DATA SUPPLIED ▸
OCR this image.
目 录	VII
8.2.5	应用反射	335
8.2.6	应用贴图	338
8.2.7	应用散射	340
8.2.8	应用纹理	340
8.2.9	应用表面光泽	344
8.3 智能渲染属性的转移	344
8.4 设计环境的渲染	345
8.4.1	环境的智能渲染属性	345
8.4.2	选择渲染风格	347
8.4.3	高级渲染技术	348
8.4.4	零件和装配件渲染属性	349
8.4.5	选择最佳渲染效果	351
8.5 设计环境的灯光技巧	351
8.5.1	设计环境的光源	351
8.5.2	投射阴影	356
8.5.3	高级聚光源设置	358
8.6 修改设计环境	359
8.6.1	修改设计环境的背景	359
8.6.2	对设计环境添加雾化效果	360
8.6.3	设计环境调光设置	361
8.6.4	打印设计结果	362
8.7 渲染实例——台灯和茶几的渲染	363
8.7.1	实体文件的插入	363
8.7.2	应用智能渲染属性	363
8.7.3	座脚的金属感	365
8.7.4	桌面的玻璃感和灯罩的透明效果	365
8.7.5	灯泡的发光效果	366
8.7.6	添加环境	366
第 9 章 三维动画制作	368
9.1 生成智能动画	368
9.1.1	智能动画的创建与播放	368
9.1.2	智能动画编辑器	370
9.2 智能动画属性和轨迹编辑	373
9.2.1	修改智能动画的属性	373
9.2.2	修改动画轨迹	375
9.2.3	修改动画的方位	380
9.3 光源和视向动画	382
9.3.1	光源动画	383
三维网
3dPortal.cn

EXERCISE ▸ Each line above must be reproduced exactly as it stands.

TASK SOLUTION ▸
OCR this image.
目 录	VII
8.2.5	应用反射	335
8.2.6	应用贴图	338
8.2.7	应用散射	340
8.2.8	应用纹理	340
8.2.9	应用表面光泽	344
8.3 智能渲染属性的转移	344
8.4 设计环境的渲染	345
8.4.1	环境的智能渲染属性	345
8.4.2	选择渲染风格	347
8.4.3	高级渲染技术	348
8.4.4	零件和装配件渲染属性	349
8.4.5	选择最佳渲染效果	351
8.5 设计环境的灯光技巧	351
8.5.1	设计环境的光源	351
8.5.2	投射阴影	356
8.5.3	高级聚光源设置	358
8.6 修改设计环境	359
8.6.1	修改设计环境的背景	359
8.6.2	对设计环境添加雾化效果	360
8.6.3	设计环境调光设置	361
8.6.4	打印设计结果	362
8.7 渲染实例——台灯和茶几的渲染	363
8.7.1	实体文件的插入	363
8.7.2	应用智能渲染属性	363
8.7.3	座脚的金属感	365
8.7.4	桌面的玻璃感和灯罩的透明效果	365
8.7.5	灯泡的发光效果	366
8.7.6	添加环境	366
第 9 章 三维动画制作	368
9.1 生成智能动画	368
9.1.1	智能动画的创建与播放	368
9.1.2	智能动画编辑器	370
9.2 智能动画属性和轨迹编辑	373
9.2.1	修改智能动画的属性	373
9.2.2	修改动画轨迹	375
9.2.3	修改动画的方位	380
9.3 光源和视向动画	382
9.3.1	光源动画	383
三维网
3dPortal.cn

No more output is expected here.